§ MATERIAL DE ENTRADA:
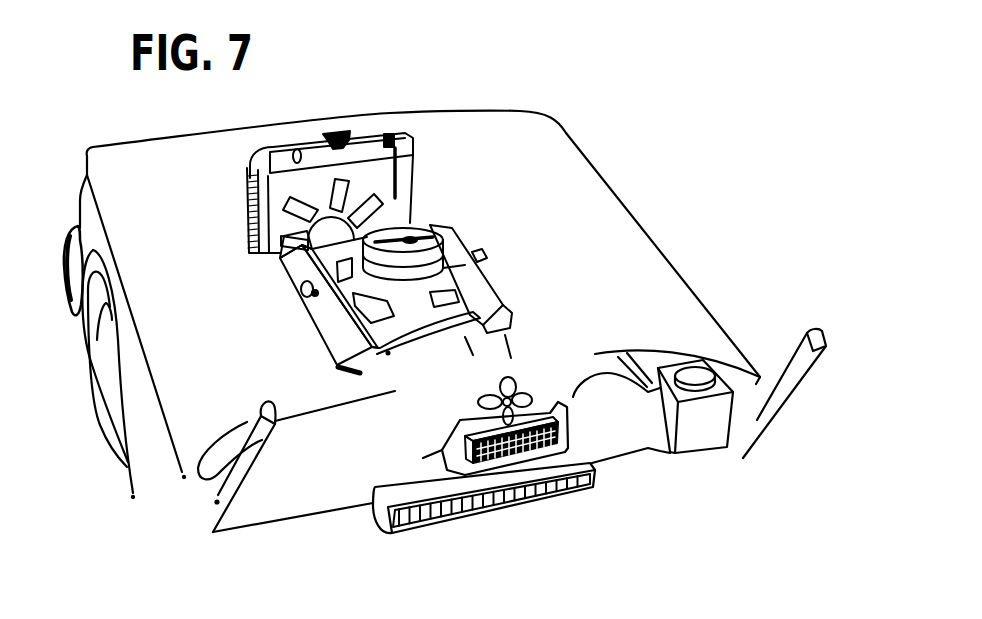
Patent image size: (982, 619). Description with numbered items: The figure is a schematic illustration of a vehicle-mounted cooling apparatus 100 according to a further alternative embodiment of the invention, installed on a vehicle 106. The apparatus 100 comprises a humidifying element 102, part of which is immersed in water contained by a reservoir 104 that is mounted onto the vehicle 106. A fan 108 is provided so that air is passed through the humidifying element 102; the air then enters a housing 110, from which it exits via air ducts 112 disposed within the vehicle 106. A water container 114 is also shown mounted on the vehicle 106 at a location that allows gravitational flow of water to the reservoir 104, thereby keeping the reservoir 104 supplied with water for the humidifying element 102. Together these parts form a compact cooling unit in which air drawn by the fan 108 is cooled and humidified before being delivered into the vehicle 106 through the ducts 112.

The vehicle-mounted cooling apparatus 100 is at (505, 445).
The humidifying element 102 is at (569, 399).
The reservoir 104 is at (637, 434).
The vehicle 106 is at (563, 152).
The fan 108 is at (510, 377).
The housing 110 is at (417, 486).
The air ducts 112 is at (470, 513).
The water container 114 is at (700, 424).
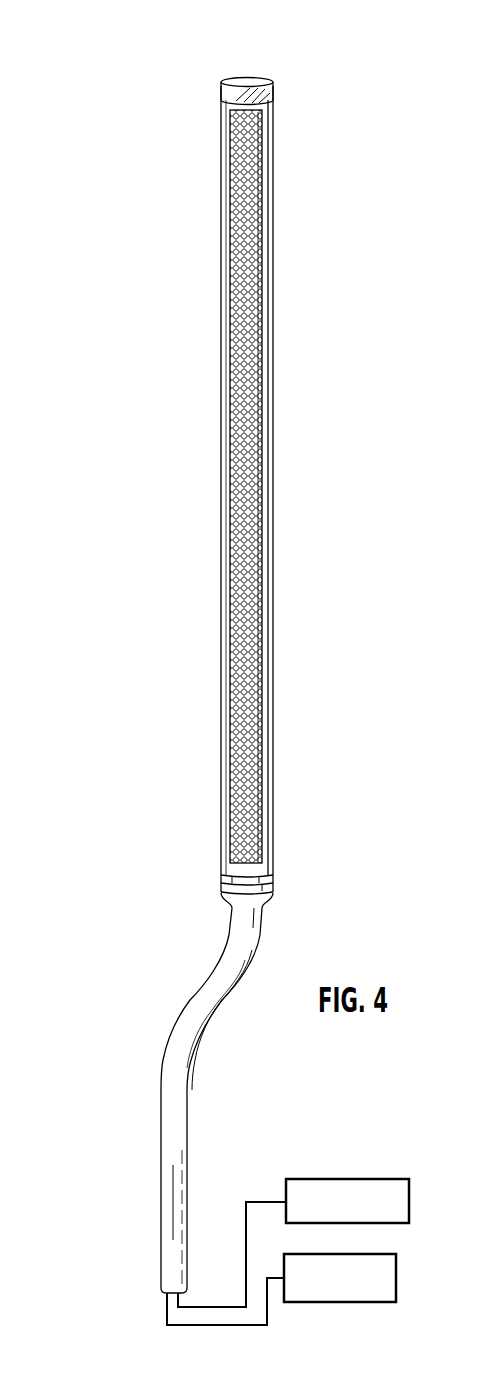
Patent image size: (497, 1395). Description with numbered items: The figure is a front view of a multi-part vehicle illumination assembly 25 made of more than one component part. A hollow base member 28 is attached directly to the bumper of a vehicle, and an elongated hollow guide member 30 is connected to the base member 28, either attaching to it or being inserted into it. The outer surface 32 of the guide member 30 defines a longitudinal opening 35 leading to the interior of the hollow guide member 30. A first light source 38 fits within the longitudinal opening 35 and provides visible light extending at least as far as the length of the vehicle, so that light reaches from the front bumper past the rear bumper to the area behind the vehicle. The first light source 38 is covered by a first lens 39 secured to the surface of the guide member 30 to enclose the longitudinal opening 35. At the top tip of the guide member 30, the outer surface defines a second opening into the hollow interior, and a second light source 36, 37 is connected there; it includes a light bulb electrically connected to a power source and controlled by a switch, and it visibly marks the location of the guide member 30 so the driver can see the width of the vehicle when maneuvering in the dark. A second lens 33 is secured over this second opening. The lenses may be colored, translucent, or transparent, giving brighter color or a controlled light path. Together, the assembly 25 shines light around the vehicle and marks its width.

The vehicle illumination assembly 25 is at (158, 137).
The hollow base member 28 is at (158, 1088).
The hollow guide member 30 is at (273, 535).
The outer surface 32 is at (268, 368).
The second lens 33 is at (221, 90).
The longitudinal opening 35 is at (230, 488).
The second light source 36 is at (272, 96).
The second light source 37 is at (250, 78).
The first light source 38 is at (243, 625).
The first lens 39 is at (273, 876).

§ DETALHES DO PROBLEMA: Reescreva os itens desde o início até a linha que contém "The water container 114 is at (700, 424).", inclusive, trocando "schematic illustration" por "diagrammatic drawing" e sem alterar mais nada. Não inclua as imagens na resposta.

§ SOLUÇÃO DO EXERCÍCIO:
Patent image size: (982, 619). Description with numbered items: The figure is a diagrammatic drawing of a vehicle-mounted cooling apparatus 100 according to a further alternative embodiment of the invention, installed on a vehicle 106. The apparatus 100 comprises a humidifying element 102, part of which is immersed in water contained by a reservoir 104 that is mounted onto the vehicle 106. A fan 108 is provided so that air is passed through the humidifying element 102; the air then enters a housing 110, from which it exits via air ducts 112 disposed within the vehicle 106. A water container 114 is also shown mounted on the vehicle 106 at a location that allows gravitational flow of water to the reservoir 104, thereby keeping the reservoir 104 supplied with water for the humidifying element 102. Together these parts form a compact cooling unit in which air drawn by the fan 108 is cooled and humidified before being delivered into the vehicle 106 through the ducts 112.

The vehicle-mounted cooling apparatus 100 is at (505, 445).
The humidifying element 102 is at (569, 399).
The reservoir 104 is at (637, 434).
The vehicle 106 is at (563, 152).
The fan 108 is at (510, 377).
The housing 110 is at (417, 486).
The air ducts 112 is at (470, 513).
The water container 114 is at (700, 424).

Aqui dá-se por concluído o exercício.